# Document excerpt
━━━━━━━━
Given the controversy trailing the announcements of top government appointments by President Muhammadu Buhari, Business Hallmark conducted an investigation to determine how top level positions in the country are shared. The findings were quite revealing. CHIKA NWABUEZE reports:

There is widespread discontent especially among southerners over the lopsided nature of political appointments under the administration of President Muhammadu Buhari. In what looks like a deliberate policy that seemingly panders to northern interests, the majority of the appointments so far made by Mr. President appear skewed towards the North, which has taken control of strategic positions. A prominent feature of the new administration is that for the first time in the history of democratic governance in Nigeria, over seventy percent of key officials of the government are from a section of the country. This has set off a debate about its lacking in regional balance, and a violation of the federal character principle. However, the President has promised not to marginalize any part of the country.

Business Hallmark reports that the situation has taken such dimensions of interest due to the defective nature of Nigeria’s federalism, where states rely on the centre for their survival. Apart from the monthly federation allocation to states and local governments, there is also intense scramble for representation at the centre by states and regions. Accordingly, federal appointments are seen and regarded as a continuation of the gambit for resource allocation rather than the call to service. This is why every geo-political zone is jostling for strategic representation at the federal level where the resources of the country are distributed. The principles of federal character and quota system are all geared towards ensuring ethnic and geo-political balance in the allocation of federal offices, and to promote national unity.

The loud cries of marginalization by regions which felt shortchanged in the sharing of political positions in the country are so because every ethnic group wants its fair share of the ‘national cake;’ an arrangement that has become Nigeria’s albatross. It is also meant to ensure that no one ethnic group is seen to appropriate all the juicy offices in the land at the expense of the others.

Professor Jubril Aminu, a former senator and petroleum minister regretted in an interview with Business Hallmark that Nigerians now see federal appointments as merely additional resource allocation to the state of region from where the appointee hails, adding that until we see it as call to service we will always end up sacrificing merit on the altar of political or primordial sentiments. This mentality that appointments to political positions is to come and participate in the sharing of the pie has to stop if Nigeria must make any head way, said anothercommentator.
━━━━━━━━
# Material provided
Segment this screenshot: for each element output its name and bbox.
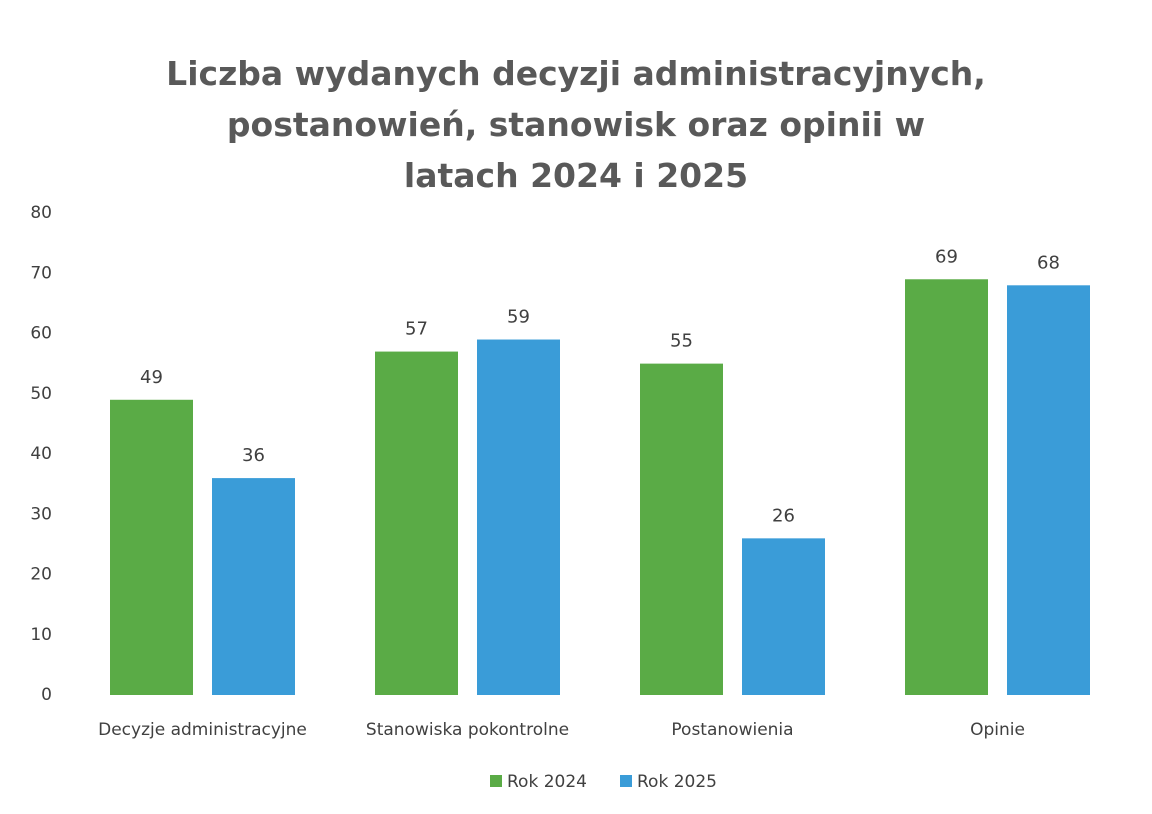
━━━━━━━━
# Required tasks
[1] According to the article on Buhari's appointments, what share of key government officials are from one section of the country?
[2] Name every person mentioned by name in the article on Buhari's appointments.
[3] Render this sentence from the article on Buhari's appointments in Spanish: "However, the President has promised not to marginalize any part of the country."

# Response list
[1] Over seventy percent.

[2] Muhammadu Buhari, Chika Nwabueze, Jubril Aminu

[3] Sin embargo, el Presidente ha prometido no marginar a ninguna parte del país.